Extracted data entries
####
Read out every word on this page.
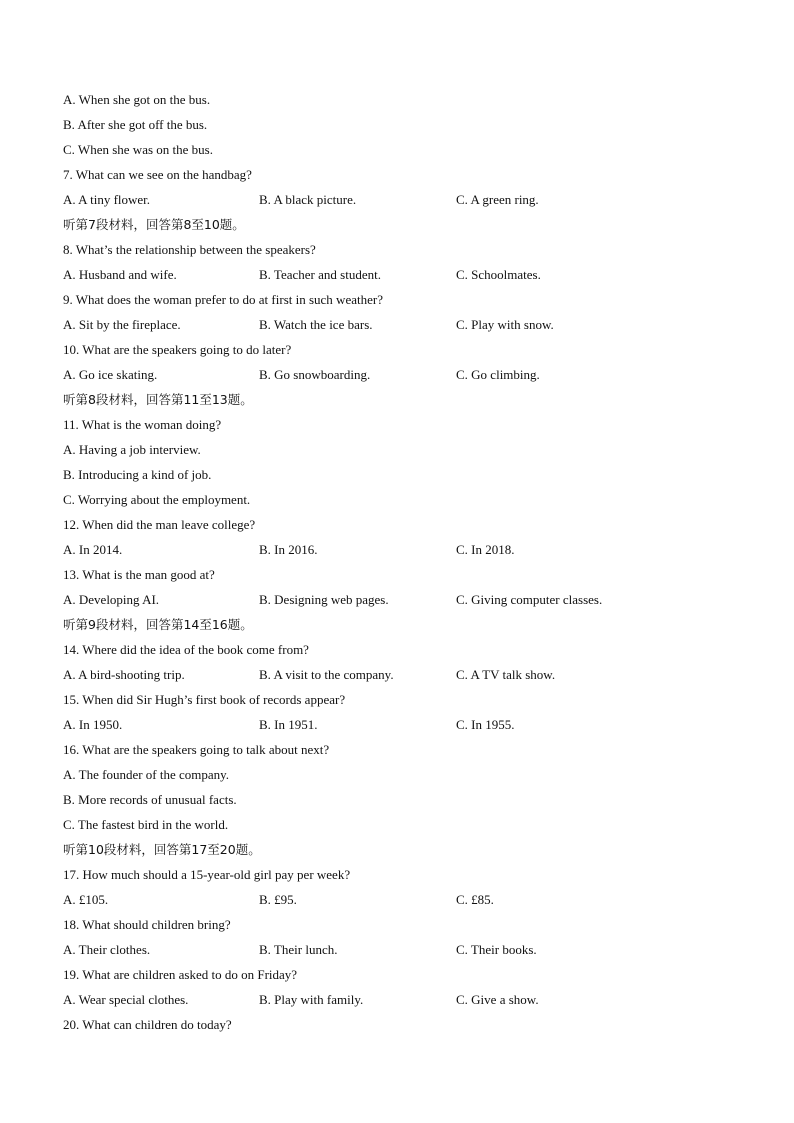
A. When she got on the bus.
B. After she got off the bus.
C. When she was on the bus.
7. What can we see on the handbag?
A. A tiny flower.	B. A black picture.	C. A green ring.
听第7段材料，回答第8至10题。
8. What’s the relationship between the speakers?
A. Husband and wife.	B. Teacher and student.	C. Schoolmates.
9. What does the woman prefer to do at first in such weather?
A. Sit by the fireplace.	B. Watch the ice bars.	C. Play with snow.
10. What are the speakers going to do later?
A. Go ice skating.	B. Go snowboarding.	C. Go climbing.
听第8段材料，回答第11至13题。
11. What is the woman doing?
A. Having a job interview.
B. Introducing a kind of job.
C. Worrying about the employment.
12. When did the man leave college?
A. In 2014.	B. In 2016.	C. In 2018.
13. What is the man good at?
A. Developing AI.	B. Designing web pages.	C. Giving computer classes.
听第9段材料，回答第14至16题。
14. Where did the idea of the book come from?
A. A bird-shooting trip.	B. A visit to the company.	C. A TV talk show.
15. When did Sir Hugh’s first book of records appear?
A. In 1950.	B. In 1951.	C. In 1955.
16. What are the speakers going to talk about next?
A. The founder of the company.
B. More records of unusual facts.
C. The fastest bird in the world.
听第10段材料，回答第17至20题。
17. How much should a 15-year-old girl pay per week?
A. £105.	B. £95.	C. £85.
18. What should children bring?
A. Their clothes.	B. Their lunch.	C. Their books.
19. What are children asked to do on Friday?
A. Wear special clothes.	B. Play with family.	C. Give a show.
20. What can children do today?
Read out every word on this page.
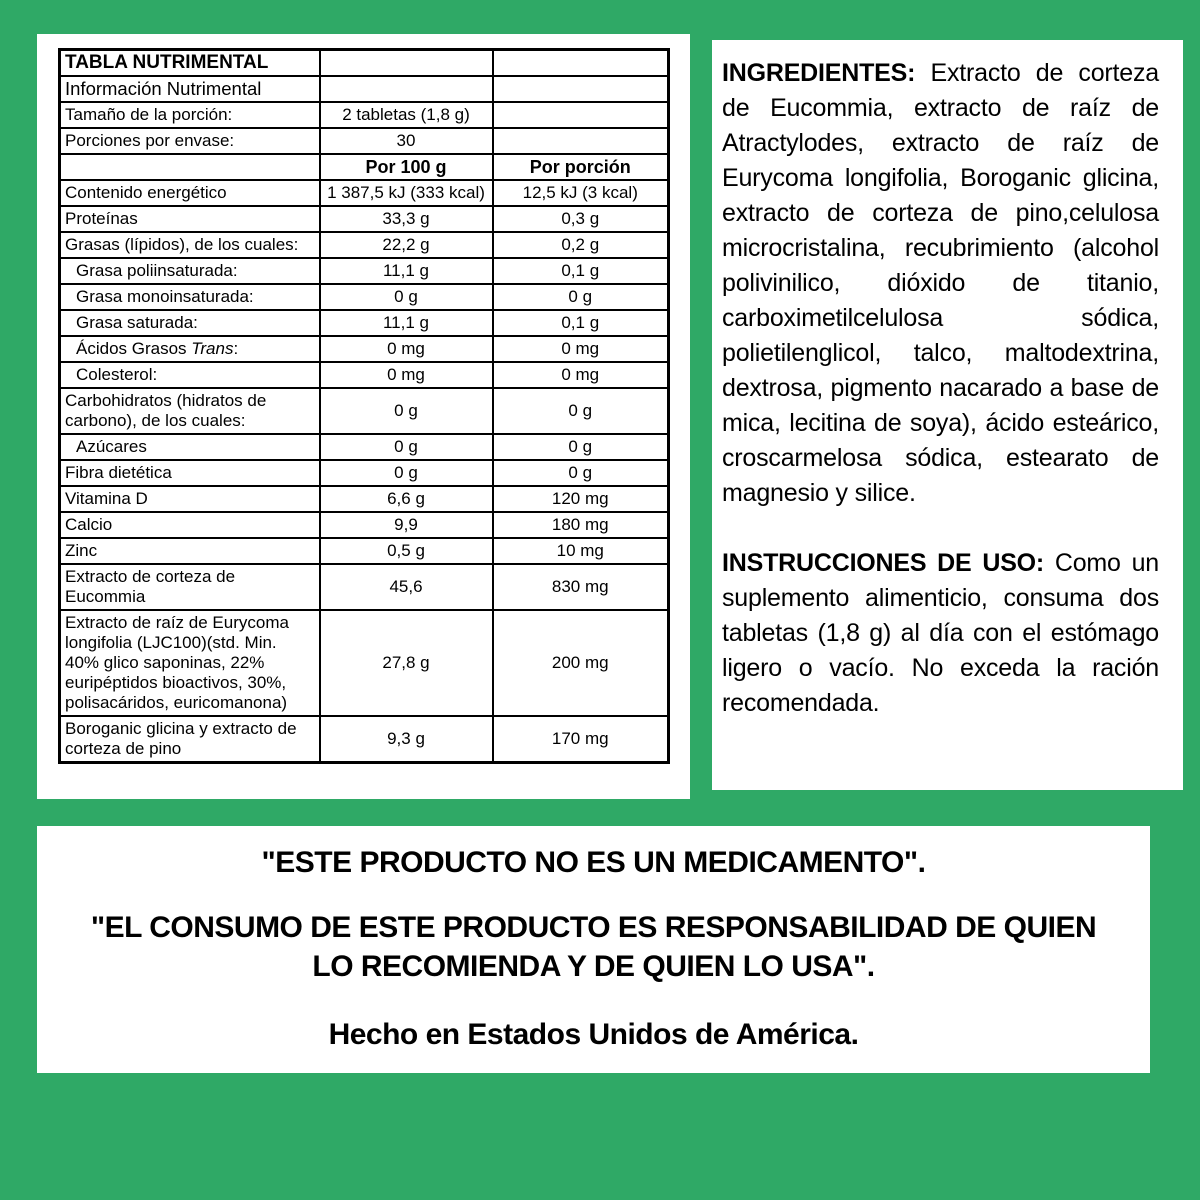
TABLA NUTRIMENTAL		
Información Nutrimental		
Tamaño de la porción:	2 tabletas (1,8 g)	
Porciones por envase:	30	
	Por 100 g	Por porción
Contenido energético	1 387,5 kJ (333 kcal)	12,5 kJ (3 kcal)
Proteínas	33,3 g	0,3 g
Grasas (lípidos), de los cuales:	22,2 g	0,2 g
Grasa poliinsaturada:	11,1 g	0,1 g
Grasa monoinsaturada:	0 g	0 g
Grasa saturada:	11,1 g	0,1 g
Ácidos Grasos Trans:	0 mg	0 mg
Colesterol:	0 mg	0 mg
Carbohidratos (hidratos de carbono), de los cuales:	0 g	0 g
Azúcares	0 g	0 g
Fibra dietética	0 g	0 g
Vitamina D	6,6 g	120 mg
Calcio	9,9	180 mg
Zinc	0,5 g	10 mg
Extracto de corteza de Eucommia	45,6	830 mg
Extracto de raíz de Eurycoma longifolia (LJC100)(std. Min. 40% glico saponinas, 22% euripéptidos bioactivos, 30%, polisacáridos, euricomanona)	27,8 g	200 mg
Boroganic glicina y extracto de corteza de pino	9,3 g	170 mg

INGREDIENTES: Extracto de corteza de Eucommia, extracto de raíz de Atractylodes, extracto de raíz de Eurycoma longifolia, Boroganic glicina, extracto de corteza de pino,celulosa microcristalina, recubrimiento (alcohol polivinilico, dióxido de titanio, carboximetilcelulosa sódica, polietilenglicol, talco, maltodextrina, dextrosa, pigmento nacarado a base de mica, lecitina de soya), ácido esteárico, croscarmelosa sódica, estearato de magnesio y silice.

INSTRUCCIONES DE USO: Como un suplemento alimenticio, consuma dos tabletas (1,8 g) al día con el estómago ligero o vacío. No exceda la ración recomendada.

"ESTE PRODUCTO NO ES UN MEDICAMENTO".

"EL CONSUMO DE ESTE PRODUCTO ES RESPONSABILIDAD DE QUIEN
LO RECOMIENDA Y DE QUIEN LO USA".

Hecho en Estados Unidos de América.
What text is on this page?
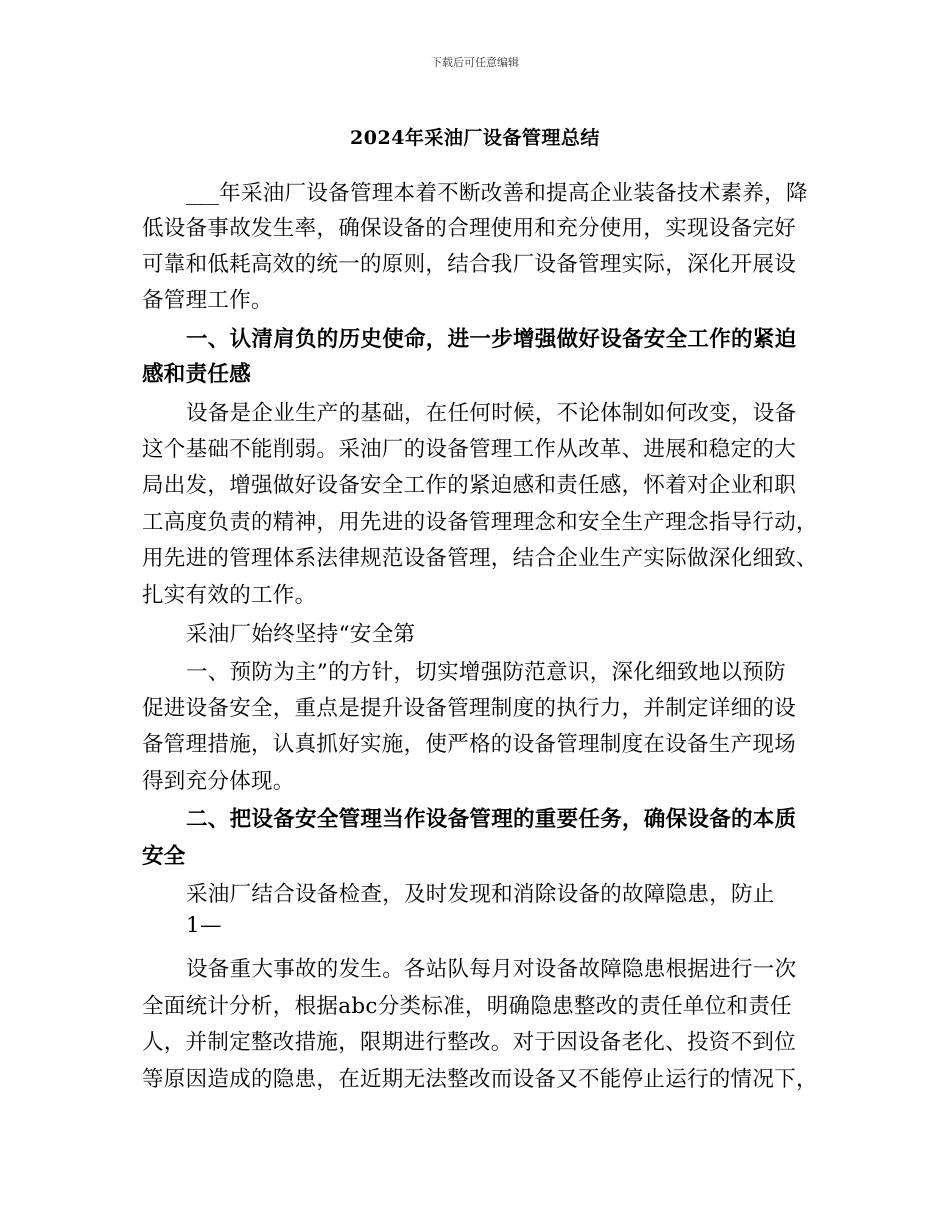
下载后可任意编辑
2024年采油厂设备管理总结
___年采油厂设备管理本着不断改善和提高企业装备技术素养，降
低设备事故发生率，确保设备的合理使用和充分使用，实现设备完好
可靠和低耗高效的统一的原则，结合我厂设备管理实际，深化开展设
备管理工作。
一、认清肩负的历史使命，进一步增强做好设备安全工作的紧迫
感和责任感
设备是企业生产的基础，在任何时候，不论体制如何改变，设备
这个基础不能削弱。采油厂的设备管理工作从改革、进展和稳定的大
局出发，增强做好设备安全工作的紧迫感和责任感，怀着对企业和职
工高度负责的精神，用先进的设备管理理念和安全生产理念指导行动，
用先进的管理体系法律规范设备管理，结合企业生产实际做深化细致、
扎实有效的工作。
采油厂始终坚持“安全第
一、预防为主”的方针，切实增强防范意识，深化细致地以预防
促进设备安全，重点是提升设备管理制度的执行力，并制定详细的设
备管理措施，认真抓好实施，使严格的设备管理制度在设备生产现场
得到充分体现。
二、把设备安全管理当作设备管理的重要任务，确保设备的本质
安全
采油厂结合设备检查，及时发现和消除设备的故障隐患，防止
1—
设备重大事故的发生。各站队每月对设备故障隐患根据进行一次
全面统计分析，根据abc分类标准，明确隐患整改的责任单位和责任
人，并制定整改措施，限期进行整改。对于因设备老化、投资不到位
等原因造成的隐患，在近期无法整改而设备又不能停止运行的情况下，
####
Work to do:
All lines above with "records" in them should be returned.

The result:
15. When did Sir Hugh’s first book of records appear?
B. More records of unusual facts.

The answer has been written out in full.